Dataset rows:
◇ ◇ ◇ ◇
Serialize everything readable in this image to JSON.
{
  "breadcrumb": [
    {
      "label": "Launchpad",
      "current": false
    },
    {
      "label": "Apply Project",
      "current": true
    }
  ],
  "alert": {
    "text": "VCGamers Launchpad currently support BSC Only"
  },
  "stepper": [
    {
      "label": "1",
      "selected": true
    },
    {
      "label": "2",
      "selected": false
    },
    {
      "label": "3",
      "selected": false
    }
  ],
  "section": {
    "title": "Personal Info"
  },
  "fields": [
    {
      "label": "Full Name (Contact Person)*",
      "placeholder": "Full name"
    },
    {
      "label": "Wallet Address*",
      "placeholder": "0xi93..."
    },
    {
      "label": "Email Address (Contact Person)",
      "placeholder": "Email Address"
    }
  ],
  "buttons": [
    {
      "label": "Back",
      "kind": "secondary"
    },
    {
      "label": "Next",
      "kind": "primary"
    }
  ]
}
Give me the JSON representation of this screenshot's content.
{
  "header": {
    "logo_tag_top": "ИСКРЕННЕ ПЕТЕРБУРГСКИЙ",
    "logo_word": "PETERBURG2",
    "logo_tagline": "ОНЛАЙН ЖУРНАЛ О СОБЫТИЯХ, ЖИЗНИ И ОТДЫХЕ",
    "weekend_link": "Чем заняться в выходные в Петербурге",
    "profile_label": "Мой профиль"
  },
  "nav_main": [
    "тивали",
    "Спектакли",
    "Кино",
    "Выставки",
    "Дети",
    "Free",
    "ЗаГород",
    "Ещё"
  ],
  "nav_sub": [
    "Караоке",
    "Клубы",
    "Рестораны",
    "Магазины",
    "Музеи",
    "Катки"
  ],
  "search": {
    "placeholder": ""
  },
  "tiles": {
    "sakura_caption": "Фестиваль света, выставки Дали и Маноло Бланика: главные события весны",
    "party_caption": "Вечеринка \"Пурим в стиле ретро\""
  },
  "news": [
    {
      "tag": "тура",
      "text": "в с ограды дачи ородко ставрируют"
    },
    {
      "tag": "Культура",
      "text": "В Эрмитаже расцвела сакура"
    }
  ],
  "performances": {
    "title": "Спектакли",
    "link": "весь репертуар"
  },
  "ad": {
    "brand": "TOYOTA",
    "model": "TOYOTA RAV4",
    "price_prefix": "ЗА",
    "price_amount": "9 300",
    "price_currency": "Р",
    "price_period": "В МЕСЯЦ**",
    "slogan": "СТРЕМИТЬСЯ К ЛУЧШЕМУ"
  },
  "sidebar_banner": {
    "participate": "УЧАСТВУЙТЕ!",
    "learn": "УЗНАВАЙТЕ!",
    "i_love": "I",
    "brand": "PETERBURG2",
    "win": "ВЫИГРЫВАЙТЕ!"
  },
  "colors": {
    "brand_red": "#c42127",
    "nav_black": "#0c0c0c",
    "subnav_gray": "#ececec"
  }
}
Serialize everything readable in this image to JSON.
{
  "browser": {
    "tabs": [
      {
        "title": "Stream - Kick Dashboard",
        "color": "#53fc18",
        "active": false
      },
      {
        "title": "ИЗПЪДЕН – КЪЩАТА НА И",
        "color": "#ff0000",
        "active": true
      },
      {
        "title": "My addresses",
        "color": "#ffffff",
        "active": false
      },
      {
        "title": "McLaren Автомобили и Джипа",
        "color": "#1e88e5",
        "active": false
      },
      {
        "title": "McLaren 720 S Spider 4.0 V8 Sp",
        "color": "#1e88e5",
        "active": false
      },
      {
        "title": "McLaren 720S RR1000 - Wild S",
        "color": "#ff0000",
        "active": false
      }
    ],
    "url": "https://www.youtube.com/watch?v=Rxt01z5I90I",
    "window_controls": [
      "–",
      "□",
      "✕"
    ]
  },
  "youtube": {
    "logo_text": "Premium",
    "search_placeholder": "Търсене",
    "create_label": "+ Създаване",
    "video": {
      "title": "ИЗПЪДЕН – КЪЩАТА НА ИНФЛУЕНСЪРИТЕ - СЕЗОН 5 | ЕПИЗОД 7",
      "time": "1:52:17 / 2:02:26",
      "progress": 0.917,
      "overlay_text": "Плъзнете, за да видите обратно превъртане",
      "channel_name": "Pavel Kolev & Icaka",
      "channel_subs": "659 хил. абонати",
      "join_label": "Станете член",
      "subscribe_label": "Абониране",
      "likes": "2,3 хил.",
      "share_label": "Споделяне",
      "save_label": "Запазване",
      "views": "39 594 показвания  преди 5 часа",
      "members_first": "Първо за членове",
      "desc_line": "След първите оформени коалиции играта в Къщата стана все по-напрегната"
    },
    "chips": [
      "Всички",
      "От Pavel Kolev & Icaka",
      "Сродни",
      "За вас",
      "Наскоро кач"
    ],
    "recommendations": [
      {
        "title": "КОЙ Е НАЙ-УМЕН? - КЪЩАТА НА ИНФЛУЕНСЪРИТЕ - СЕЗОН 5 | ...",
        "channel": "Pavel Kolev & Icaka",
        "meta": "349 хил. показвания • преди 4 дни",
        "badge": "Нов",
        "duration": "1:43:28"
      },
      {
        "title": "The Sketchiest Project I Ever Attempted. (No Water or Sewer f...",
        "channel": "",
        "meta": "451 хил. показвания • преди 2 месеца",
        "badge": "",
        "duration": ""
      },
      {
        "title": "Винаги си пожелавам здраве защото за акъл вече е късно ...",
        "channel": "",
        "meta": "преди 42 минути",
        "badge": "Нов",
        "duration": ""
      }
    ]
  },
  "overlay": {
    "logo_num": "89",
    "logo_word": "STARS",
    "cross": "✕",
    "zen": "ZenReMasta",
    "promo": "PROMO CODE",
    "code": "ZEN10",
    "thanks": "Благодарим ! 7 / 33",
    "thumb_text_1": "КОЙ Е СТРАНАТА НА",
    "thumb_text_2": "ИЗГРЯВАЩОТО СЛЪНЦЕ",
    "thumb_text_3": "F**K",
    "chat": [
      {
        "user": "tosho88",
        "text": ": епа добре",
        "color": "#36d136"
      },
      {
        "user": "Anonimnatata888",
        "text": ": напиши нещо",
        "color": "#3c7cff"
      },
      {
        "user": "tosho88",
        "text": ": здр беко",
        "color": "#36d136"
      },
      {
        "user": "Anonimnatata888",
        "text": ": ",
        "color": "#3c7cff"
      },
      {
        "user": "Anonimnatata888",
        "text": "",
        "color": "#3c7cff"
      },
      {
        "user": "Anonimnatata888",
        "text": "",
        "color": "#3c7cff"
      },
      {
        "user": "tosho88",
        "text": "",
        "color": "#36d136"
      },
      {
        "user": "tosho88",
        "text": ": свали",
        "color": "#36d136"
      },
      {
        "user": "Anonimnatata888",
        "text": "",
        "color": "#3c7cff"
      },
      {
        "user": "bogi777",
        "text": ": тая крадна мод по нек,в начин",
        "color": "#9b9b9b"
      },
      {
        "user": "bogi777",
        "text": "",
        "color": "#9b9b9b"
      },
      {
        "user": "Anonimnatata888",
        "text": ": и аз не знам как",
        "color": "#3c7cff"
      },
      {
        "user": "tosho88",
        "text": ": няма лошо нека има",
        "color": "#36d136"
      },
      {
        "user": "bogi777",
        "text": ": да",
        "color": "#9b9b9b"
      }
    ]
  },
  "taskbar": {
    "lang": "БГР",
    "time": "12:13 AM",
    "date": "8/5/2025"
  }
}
◇ ◇ ◇ ◇
REQUIRED TASK = Your answer should be a single number: the count of lines in the material above that contain "Icaka".

EXERCISE SOLUTION = 3